Figure collection entries:
START
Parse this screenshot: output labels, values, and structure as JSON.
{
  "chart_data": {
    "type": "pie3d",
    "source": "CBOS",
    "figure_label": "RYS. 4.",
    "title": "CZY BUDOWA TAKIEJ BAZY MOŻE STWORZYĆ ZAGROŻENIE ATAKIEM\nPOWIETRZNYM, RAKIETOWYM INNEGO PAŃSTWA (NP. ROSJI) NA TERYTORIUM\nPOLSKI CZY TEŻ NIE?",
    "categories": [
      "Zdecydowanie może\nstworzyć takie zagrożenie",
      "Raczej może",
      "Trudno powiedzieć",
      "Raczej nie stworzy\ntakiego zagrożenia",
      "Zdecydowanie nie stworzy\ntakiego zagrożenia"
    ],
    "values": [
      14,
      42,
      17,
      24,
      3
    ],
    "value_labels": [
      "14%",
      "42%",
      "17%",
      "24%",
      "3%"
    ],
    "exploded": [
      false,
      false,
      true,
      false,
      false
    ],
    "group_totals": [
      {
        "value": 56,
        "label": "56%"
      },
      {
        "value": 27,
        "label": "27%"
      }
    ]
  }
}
END
Copy each record from above without leaving any out.

Parse this screenshot: output labels, values, and structure as JSON.
{
  "chart_data": {
    "type": "pie3d",
    "source": "CBOS",
    "figure_label": "RYS. 4.",
    "title": "CZY BUDOWA TAKIEJ BAZY MOŻE STWORZYĆ ZAGROŻENIE ATAKIEM\nPOWIETRZNYM, RAKIETOWYM INNEGO PAŃSTWA (NP. ROSJI) NA TERYTORIUM\nPOLSKI CZY TEŻ NIE?",
    "categories": [
      "Zdecydowanie może\nstworzyć takie zagrożenie",
      "Raczej może",
      "Trudno powiedzieć",
      "Raczej nie stworzy\ntakiego zagrożenia",
      "Zdecydowanie nie stworzy\ntakiego zagrożenia"
    ],
    "values": [
      14,
      42,
      17,
      24,
      3
    ],
    "value_labels": [
      "14%",
      "42%",
      "17%",
      "24%",
      "3%"
    ],
    "exploded": [
      false,
      false,
      true,
      false,
      false
    ],
    "group_totals": [
      {
        "value": 56,
        "label": "56%"
      },
      {
        "value": 27,
        "label": "27%"
      }
    ]
  }
}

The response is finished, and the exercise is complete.